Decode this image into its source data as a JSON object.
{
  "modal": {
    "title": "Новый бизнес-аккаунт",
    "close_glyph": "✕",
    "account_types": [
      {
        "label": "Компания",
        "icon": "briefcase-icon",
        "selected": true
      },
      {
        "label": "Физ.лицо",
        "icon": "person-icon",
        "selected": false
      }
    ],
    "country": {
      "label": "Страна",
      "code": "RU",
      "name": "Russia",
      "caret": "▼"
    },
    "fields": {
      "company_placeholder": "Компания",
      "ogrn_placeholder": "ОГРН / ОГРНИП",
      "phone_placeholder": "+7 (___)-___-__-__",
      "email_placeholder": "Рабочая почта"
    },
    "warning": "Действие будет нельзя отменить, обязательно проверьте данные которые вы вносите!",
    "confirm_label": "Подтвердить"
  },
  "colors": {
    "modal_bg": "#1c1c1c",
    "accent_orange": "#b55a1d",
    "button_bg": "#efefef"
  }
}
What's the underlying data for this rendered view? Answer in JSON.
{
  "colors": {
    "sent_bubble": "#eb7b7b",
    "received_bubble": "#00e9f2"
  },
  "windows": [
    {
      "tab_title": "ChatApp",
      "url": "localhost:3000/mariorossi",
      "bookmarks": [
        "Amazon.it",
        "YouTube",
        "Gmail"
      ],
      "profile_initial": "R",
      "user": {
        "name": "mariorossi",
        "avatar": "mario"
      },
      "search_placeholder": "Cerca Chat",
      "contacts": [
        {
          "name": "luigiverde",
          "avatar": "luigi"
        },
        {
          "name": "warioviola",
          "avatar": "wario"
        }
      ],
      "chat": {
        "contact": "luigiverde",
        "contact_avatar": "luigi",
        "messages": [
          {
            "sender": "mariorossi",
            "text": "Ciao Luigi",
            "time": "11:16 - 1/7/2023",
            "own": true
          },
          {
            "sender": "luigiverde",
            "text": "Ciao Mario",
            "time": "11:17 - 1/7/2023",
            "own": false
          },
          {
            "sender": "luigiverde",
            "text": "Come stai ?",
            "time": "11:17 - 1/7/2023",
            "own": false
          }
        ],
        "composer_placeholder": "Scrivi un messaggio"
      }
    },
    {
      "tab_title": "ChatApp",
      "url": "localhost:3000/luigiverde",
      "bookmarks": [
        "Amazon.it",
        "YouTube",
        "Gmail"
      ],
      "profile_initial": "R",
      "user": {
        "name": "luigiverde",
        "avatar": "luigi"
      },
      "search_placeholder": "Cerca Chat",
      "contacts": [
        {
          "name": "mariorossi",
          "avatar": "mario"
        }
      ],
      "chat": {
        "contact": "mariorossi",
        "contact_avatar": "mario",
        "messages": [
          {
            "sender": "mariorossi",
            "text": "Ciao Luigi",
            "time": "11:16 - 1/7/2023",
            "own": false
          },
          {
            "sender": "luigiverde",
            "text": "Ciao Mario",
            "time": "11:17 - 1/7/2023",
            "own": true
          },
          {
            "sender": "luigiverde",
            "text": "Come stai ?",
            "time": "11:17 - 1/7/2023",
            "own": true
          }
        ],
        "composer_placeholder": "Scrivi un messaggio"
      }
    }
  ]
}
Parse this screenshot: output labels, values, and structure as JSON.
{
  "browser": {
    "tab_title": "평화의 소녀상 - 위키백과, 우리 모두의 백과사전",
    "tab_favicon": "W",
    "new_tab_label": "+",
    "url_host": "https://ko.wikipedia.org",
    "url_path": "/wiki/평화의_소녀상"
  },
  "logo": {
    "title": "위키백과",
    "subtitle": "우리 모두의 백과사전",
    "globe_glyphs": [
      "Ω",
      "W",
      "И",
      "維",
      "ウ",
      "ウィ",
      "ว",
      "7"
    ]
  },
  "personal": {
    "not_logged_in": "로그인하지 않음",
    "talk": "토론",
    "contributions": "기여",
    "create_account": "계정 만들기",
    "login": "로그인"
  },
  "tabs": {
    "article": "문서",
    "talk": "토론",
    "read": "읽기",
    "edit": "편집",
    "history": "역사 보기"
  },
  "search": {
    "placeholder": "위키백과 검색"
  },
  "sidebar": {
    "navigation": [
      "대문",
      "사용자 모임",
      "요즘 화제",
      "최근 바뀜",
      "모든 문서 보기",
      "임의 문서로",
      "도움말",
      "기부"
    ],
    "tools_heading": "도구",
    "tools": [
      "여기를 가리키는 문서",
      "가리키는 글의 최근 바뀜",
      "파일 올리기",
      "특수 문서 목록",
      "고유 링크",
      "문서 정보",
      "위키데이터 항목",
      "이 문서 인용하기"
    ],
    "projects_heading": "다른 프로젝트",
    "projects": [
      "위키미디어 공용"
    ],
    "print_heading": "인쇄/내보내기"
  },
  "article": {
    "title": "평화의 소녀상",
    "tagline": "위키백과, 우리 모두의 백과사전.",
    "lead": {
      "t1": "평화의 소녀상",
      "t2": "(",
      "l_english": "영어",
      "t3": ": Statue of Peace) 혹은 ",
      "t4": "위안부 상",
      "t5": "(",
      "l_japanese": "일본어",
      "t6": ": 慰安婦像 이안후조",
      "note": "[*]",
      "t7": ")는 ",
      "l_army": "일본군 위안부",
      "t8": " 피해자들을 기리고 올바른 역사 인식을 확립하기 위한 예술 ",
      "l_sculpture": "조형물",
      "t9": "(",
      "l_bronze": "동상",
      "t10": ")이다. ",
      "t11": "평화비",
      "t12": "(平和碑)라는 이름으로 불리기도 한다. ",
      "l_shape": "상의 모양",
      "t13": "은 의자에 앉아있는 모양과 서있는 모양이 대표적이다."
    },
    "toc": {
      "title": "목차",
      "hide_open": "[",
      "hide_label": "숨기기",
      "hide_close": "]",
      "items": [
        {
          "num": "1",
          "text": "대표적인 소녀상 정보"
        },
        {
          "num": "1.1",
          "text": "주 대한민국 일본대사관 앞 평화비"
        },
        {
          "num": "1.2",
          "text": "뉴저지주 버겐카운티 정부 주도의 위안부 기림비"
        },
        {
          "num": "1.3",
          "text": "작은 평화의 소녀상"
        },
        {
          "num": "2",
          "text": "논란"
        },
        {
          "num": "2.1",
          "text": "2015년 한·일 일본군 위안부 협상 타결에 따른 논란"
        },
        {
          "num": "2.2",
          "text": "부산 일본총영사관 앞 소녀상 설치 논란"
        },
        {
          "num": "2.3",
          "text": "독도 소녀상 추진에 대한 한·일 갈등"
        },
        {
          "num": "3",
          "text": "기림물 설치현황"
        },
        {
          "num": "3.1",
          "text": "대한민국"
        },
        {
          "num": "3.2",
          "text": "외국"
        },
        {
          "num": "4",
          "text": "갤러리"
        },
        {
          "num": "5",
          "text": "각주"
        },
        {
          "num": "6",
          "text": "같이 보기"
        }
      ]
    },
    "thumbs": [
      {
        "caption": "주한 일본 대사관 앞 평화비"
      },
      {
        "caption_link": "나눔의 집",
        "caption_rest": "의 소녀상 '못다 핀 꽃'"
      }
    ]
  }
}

TASK DETAILS: Give the listing again, word for word.

SOLUTION TO THIS TASK:
Decode this image into its source data as a JSON object.
{
  "modal": {
    "title": "Новый бизнес-аккаунт",
    "close_glyph": "✕",
    "account_types": [
      {
        "label": "Компания",
        "icon": "briefcase-icon",
        "selected": true
      },
      {
        "label": "Физ.лицо",
        "icon": "person-icon",
        "selected": false
      }
    ],
    "country": {
      "label": "Страна",
      "code": "RU",
      "name": "Russia",
      "caret": "▼"
    },
    "fields": {
      "company_placeholder": "Компания",
      "ogrn_placeholder": "ОГРН / ОГРНИП",
      "phone_placeholder": "+7 (___)-___-__-__",
      "email_placeholder": "Рабочая почта"
    },
    "warning": "Действие будет нельзя отменить, обязательно проверьте данные которые вы вносите!",
    "confirm_label": "Подтвердить"
  },
  "colors": {
    "modal_bg": "#1c1c1c",
    "accent_orange": "#b55a1d",
    "button_bg": "#efefef"
  }
}
What's the underlying data for this rendered view? Answer in JSON.
{
  "colors": {
    "sent_bubble": "#eb7b7b",
    "received_bubble": "#00e9f2"
  },
  "windows": [
    {
      "tab_title": "ChatApp",
      "url": "localhost:3000/mariorossi",
      "bookmarks": [
        "Amazon.it",
        "YouTube",
        "Gmail"
      ],
      "profile_initial": "R",
      "user": {
        "name": "mariorossi",
        "avatar": "mario"
      },
      "search_placeholder": "Cerca Chat",
      "contacts": [
        {
          "name": "luigiverde",
          "avatar": "luigi"
        },
        {
          "name": "warioviola",
          "avatar": "wario"
        }
      ],
      "chat": {
        "contact": "luigiverde",
        "contact_avatar": "luigi",
        "messages": [
          {
            "sender": "mariorossi",
            "text": "Ciao Luigi",
            "time": "11:16 - 1/7/2023",
            "own": true
          },
          {
            "sender": "luigiverde",
            "text": "Ciao Mario",
            "time": "11:17 - 1/7/2023",
            "own": false
          },
          {
            "sender": "luigiverde",
            "text": "Come stai ?",
            "time": "11:17 - 1/7/2023",
            "own": false
          }
        ],
        "composer_placeholder": "Scrivi un messaggio"
      }
    },
    {
      "tab_title": "ChatApp",
      "url": "localhost:3000/luigiverde",
      "bookmarks": [
        "Amazon.it",
        "YouTube",
        "Gmail"
      ],
      "profile_initial": "R",
      "user": {
        "name": "luigiverde",
        "avatar": "luigi"
      },
      "search_placeholder": "Cerca Chat",
      "contacts": [
        {
          "name": "mariorossi",
          "avatar": "mario"
        }
      ],
      "chat": {
        "contact": "mariorossi",
        "contact_avatar": "mario",
        "messages": [
          {
            "sender": "mariorossi",
            "text": "Ciao Luigi",
            "time": "11:16 - 1/7/2023",
            "own": false
          },
          {
            "sender": "luigiverde",
            "text": "Ciao Mario",
            "time": "11:17 - 1/7/2023",
            "own": true
          },
          {
            "sender": "luigiverde",
            "text": "Come stai ?",
            "time": "11:17 - 1/7/2023",
            "own": true
          }
        ],
        "composer_placeholder": "Scrivi un messaggio"
      }
    }
  ]
}
Parse this screenshot: output labels, values, and structure as JSON.
{
  "browser": {
    "tab_title": "평화의 소녀상 - 위키백과, 우리 모두의 백과사전",
    "tab_favicon": "W",
    "new_tab_label": "+",
    "url_host": "https://ko.wikipedia.org",
    "url_path": "/wiki/평화의_소녀상"
  },
  "logo": {
    "title": "위키백과",
    "subtitle": "우리 모두의 백과사전",
    "globe_glyphs": [
      "Ω",
      "W",
      "И",
      "維",
      "ウ",
      "ウィ",
      "ว",
      "7"
    ]
  },
  "personal": {
    "not_logged_in": "로그인하지 않음",
    "talk": "토론",
    "contributions": "기여",
    "create_account": "계정 만들기",
    "login": "로그인"
  },
  "tabs": {
    "article": "문서",
    "talk": "토론",
    "read": "읽기",
    "edit": "편집",
    "history": "역사 보기"
  },
  "search": {
    "placeholder": "위키백과 검색"
  },
  "sidebar": {
    "navigation": [
      "대문",
      "사용자 모임",
      "요즘 화제",
      "최근 바뀜",
      "모든 문서 보기",
      "임의 문서로",
      "도움말",
      "기부"
    ],
    "tools_heading": "도구",
    "tools": [
      "여기를 가리키는 문서",
      "가리키는 글의 최근 바뀜",
      "파일 올리기",
      "특수 문서 목록",
      "고유 링크",
      "문서 정보",
      "위키데이터 항목",
      "이 문서 인용하기"
    ],
    "projects_heading": "다른 프로젝트",
    "projects": [
      "위키미디어 공용"
    ],
    "print_heading": "인쇄/내보내기"
  },
  "article": {
    "title": "평화의 소녀상",
    "tagline": "위키백과, 우리 모두의 백과사전.",
    "lead": {
      "t1": "평화의 소녀상",
      "t2": "(",
      "l_english": "영어",
      "t3": ": Statue of Peace) 혹은 ",
      "t4": "위안부 상",
      "t5": "(",
      "l_japanese": "일본어",
      "t6": ": 慰安婦像 이안후조",
      "note": "[*]",
      "t7": ")는 ",
      "l_army": "일본군 위안부",
      "t8": " 피해자들을 기리고 올바른 역사 인식을 확립하기 위한 예술 ",
      "l_sculpture": "조형물",
      "t9": "(",
      "l_bronze": "동상",
      "t10": ")이다. ",
      "t11": "평화비",
      "t12": "(平和碑)라는 이름으로 불리기도 한다. ",
      "l_shape": "상의 모양",
      "t13": "은 의자에 앉아있는 모양과 서있는 모양이 대표적이다."
    },
    "toc": {
      "title": "목차",
      "hide_open": "[",
      "hide_label": "숨기기",
      "hide_close": "]",
      "items": [
        {
          "num": "1",
          "text": "대표적인 소녀상 정보"
        },
        {
          "num": "1.1",
          "text": "주 대한민국 일본대사관 앞 평화비"
        },
        {
          "num": "1.2",
          "text": "뉴저지주 버겐카운티 정부 주도의 위안부 기림비"
        },
        {
          "num": "1.3",
          "text": "작은 평화의 소녀상"
        },
        {
          "num": "2",
          "text": "논란"
        },
        {
          "num": "2.1",
          "text": "2015년 한·일 일본군 위안부 협상 타결에 따른 논란"
        },
        {
          "num": "2.2",
          "text": "부산 일본총영사관 앞 소녀상 설치 논란"
        },
        {
          "num": "2.3",
          "text": "독도 소녀상 추진에 대한 한·일 갈등"
        },
        {
          "num": "3",
          "text": "기림물 설치현황"
        },
        {
          "num": "3.1",
          "text": "대한민국"
        },
        {
          "num": "3.2",
          "text": "외국"
        },
        {
          "num": "4",
          "text": "갤러리"
        },
        {
          "num": "5",
          "text": "각주"
        },
        {
          "num": "6",
          "text": "같이 보기"
        }
      ]
    },
    "thumbs": [
      {
        "caption": "주한 일본 대사관 앞 평화비"
      },
      {
        "caption_link": "나눔의 집",
        "caption_rest": "의 소녀상 '못다 핀 꽃'"
      }
    ]
  }
}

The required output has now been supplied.